● Objective
Copy every one of the rows below word for word, leaving out the pictures.

● Source material
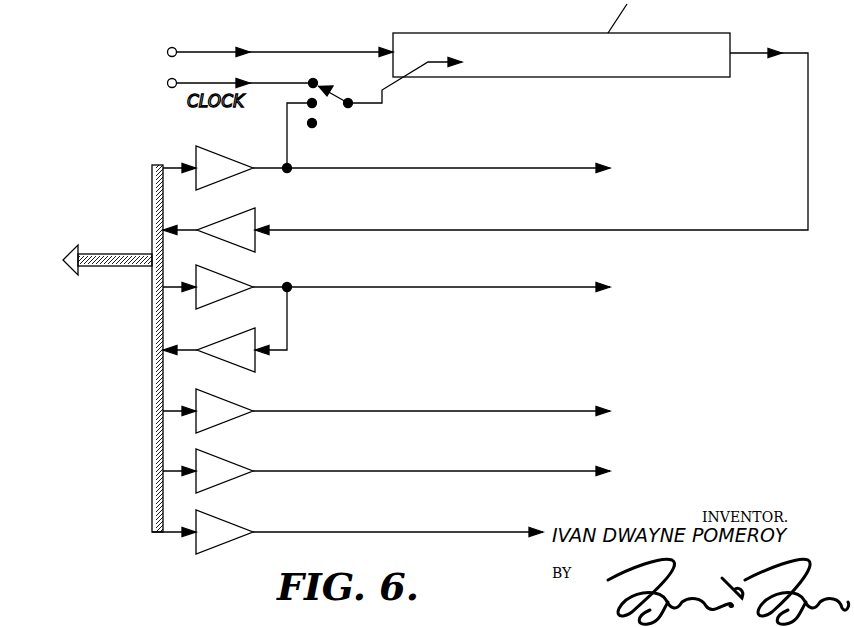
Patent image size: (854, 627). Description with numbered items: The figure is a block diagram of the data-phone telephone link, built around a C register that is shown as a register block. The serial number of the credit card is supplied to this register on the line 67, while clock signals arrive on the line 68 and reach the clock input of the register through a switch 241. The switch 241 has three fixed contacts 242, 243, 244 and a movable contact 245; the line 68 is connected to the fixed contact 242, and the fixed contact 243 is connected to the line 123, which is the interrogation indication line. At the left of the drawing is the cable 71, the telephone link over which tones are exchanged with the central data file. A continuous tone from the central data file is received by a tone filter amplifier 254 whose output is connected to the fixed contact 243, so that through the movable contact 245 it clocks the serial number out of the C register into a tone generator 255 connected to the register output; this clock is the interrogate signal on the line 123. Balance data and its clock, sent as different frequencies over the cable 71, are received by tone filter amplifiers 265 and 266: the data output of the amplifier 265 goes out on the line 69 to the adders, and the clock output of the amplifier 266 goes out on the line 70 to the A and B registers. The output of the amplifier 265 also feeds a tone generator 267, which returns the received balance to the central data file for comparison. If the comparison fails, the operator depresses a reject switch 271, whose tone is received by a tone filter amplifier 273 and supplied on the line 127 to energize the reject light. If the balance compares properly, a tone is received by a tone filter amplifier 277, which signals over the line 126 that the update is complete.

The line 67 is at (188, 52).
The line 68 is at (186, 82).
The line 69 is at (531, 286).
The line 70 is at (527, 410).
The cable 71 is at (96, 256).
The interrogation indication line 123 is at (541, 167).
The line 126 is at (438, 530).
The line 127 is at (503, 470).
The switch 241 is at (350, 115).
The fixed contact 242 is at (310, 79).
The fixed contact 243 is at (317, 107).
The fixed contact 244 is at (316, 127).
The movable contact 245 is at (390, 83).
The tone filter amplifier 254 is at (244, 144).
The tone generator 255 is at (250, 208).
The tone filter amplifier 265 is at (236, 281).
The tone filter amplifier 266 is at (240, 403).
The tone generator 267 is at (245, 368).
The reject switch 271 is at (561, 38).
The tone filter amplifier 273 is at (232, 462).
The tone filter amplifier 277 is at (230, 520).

● Task answer
Patent image size: (854, 627). Description with numbered items: The figure is a block diagram of the data-phone telephone link, built around a C register that is shown as a register block. The serial number of the credit card is supplied to this register on the line 67, while clock signals arrive on the line 68 and reach the clock input of the register through a switch 241. The switch 241 has three fixed contacts 242, 243, 244 and a movable contact 245; the line 68 is connected to the fixed contact 242, and the fixed contact 243 is connected to the line 123, which is the interrogation indication line. At the left of the drawing is the cable 71, the telephone link over which tones are exchanged with the central data file. A continuous tone from the central data file is received by a tone filter amplifier 254 whose output is connected to the fixed contact 243, so that through the movable contact 245 it clocks the serial number out of the C register into a tone generator 255 connected to the register output; this clock is the interrogate signal on the line 123. Balance data and its clock, sent as different frequencies over the cable 71, are received by tone filter amplifiers 265 and 266: the data output of the amplifier 265 goes out on the line 69 to the adders, and the clock output of the amplifier 266 goes out on the line 70 to the A and B registers. The output of the amplifier 265 also feeds a tone generator 267, which returns the received balance to the central data file for comparison. If the comparison fails, the operator depresses a reject switch 271, whose tone is received by a tone filter amplifier 273 and supplied on the line 127 to energize the reject light. If the balance compares properly, a tone is received by a tone filter amplifier 277, which signals over the line 126 that the update is complete.

The line 67 is at (188, 52).
The line 68 is at (186, 82).
The line 69 is at (531, 286).
The line 70 is at (527, 410).
The cable 71 is at (96, 256).
The interrogation indication line 123 is at (541, 167).
The line 126 is at (438, 530).
The line 127 is at (503, 470).
The switch 241 is at (350, 115).
The fixed contact 242 is at (310, 79).
The fixed contact 243 is at (317, 107).
The fixed contact 244 is at (316, 127).
The movable contact 245 is at (390, 83).
The tone filter amplifier 254 is at (244, 144).
The tone generator 255 is at (250, 208).
The tone filter amplifier 265 is at (236, 281).
The tone filter amplifier 266 is at (240, 403).
The tone generator 267 is at (245, 368).
The reject switch 271 is at (561, 38).
The tone filter amplifier 273 is at (232, 462).
The tone filter amplifier 277 is at (230, 520).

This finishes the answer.